* _Task statement_
Track down the lines that contain "root" and copy them.
============================================================
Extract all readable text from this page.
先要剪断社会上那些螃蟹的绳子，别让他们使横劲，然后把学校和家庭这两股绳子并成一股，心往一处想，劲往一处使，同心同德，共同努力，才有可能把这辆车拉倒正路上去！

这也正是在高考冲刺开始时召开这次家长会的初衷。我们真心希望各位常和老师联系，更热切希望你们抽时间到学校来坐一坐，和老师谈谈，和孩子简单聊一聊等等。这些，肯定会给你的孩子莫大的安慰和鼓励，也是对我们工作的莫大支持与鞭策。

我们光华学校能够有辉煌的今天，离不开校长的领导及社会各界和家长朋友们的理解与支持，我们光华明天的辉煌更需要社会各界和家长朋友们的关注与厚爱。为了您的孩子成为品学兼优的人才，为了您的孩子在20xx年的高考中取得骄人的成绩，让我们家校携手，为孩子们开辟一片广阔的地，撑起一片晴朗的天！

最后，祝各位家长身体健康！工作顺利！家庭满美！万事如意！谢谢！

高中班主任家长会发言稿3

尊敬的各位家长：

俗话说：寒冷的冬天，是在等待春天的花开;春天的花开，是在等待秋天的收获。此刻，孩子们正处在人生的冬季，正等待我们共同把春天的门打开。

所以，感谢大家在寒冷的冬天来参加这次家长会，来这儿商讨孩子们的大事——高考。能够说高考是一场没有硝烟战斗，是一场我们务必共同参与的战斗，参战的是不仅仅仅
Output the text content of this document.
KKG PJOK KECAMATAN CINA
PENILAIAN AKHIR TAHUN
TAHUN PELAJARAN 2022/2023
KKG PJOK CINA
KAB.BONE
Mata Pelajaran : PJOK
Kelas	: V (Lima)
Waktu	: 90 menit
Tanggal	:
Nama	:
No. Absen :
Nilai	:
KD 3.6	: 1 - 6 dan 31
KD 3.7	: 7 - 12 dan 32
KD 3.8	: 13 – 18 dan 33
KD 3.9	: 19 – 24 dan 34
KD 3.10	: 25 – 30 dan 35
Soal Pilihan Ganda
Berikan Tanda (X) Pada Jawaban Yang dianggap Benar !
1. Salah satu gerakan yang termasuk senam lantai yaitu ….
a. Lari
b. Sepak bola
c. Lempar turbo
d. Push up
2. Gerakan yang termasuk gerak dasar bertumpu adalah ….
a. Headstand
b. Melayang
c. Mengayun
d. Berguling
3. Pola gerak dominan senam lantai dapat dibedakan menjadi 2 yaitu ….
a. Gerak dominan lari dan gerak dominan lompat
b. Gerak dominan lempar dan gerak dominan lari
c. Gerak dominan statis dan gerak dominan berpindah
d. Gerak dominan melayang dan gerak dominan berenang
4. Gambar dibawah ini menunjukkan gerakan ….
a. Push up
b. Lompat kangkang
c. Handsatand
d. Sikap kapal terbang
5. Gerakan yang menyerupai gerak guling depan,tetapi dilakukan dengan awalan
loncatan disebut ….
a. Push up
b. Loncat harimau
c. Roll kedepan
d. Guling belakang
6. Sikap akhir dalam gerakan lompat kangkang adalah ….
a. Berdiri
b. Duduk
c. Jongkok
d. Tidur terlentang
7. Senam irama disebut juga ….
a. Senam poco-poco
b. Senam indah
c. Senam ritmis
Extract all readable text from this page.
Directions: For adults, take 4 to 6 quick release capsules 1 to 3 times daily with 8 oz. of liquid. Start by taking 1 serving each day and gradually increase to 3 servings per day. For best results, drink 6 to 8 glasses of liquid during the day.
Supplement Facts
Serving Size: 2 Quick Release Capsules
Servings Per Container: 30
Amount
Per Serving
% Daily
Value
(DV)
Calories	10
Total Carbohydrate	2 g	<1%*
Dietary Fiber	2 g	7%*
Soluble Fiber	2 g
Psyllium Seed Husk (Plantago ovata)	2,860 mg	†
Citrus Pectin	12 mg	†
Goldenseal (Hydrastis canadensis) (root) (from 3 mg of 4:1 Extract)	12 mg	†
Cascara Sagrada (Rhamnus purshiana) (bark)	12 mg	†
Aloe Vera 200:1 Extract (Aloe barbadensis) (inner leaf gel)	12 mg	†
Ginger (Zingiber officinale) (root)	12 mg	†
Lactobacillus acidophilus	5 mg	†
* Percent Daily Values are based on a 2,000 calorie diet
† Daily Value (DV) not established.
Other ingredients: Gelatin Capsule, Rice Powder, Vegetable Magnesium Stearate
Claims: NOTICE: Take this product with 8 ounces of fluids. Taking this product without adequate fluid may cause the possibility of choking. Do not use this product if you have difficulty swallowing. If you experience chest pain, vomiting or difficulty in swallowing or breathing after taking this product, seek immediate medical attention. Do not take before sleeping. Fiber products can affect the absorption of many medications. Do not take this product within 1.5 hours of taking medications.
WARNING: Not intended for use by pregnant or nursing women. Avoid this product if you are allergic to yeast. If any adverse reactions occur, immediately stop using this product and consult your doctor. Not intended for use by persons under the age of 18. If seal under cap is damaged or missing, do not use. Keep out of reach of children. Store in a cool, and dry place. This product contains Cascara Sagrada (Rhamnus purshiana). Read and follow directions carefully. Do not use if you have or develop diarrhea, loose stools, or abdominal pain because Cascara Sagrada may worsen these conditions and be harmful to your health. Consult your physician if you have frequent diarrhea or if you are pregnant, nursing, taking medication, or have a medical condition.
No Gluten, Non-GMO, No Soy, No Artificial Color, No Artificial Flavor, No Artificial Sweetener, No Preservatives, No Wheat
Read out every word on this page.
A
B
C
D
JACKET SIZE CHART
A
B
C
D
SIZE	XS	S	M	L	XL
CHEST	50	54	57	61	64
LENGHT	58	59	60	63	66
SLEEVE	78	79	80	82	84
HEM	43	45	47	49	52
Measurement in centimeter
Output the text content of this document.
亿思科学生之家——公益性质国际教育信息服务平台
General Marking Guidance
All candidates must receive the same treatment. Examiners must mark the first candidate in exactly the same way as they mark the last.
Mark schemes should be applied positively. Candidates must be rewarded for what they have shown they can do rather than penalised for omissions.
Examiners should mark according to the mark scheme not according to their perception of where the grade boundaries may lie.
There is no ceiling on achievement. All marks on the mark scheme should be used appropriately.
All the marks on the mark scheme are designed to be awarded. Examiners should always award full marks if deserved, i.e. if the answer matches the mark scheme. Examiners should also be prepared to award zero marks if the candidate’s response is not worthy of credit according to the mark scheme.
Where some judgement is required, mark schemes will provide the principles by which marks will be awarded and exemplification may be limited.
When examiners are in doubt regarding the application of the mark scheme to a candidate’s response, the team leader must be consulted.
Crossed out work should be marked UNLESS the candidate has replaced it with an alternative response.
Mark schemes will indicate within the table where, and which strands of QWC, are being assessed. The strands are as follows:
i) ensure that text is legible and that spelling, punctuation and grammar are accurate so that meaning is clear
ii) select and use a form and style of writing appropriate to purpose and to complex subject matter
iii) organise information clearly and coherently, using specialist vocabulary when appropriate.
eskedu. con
============================================================
* _Output of the task_
Goldenseal (Hydrastis canadensis) (root) (from 3 mg of 4:1 Extract)	12 mg	†
Ginger (Zingiber officinale) (root)	12 mg	†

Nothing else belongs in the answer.